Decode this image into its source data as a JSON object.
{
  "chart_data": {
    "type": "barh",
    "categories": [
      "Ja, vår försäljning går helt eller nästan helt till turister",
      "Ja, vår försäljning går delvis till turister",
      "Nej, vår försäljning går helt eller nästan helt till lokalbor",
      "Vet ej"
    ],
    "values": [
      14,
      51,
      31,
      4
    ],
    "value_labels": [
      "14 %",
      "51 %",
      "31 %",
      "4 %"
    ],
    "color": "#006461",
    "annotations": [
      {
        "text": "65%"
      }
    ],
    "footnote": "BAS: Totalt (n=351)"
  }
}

▬▬▬▬▬▬▬▬▬▬

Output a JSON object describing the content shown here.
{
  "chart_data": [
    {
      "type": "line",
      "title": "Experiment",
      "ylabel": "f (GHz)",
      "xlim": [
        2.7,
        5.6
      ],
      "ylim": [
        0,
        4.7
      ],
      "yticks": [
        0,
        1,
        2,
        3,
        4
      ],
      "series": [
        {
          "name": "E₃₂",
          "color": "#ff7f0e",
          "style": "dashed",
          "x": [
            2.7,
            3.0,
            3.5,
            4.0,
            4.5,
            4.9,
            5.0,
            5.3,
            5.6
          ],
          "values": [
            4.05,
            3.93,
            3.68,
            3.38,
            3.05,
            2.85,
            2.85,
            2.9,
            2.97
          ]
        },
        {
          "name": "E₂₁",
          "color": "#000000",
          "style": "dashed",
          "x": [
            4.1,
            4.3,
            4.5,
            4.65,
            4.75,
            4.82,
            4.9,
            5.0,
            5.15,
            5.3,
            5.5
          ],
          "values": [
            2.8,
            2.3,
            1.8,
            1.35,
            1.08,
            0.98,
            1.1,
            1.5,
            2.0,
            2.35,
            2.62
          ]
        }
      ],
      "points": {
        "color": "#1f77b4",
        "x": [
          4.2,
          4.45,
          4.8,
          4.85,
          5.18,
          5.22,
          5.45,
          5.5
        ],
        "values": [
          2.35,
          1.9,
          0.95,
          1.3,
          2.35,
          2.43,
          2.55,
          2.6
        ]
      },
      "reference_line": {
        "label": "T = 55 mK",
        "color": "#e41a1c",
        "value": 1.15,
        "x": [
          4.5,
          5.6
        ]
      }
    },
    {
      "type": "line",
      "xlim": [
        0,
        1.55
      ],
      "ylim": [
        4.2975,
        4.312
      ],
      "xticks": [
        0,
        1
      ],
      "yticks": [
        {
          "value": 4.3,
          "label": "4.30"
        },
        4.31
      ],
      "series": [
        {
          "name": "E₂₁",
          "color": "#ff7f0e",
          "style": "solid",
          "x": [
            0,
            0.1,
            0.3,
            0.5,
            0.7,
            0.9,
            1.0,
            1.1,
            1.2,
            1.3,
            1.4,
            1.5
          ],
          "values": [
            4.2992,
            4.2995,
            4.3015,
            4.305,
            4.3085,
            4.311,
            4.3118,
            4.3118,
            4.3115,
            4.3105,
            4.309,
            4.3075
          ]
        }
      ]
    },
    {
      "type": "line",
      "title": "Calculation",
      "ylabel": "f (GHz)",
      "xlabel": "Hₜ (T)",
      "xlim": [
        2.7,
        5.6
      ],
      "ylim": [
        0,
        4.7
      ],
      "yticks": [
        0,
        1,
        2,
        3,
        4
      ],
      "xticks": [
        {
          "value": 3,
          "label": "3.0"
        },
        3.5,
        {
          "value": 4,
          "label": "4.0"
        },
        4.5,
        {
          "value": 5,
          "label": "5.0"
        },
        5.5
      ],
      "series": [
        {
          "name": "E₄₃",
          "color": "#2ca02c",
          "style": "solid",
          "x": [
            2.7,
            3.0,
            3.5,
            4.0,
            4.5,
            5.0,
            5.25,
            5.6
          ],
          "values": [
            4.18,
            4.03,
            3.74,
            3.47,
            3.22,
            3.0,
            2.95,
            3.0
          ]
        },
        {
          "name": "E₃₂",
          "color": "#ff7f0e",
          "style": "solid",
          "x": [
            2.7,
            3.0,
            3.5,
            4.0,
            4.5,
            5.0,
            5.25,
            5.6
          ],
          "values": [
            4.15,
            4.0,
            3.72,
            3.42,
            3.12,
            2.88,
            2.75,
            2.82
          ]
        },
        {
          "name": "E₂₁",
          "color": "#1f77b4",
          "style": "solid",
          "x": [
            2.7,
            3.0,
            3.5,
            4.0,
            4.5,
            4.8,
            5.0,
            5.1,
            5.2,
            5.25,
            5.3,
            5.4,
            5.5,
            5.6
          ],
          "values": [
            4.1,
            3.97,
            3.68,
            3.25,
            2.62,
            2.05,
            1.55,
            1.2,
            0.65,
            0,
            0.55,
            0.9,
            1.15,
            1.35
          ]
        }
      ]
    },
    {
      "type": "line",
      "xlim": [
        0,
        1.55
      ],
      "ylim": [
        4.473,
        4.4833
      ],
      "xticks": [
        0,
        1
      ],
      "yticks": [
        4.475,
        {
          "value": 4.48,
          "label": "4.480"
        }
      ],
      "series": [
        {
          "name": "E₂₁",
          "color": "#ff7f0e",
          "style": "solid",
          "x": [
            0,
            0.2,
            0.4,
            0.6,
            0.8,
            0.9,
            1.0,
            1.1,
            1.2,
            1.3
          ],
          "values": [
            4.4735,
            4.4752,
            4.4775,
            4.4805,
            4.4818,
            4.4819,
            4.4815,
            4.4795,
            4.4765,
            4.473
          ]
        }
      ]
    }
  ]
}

▬▬▬▬▬▬▬▬▬▬

▸ **Task details**
Pull out every line containing "object".

▸ **In response**
Decode this image into its source data as a JSON object.
Output a JSON object describing the content shown here.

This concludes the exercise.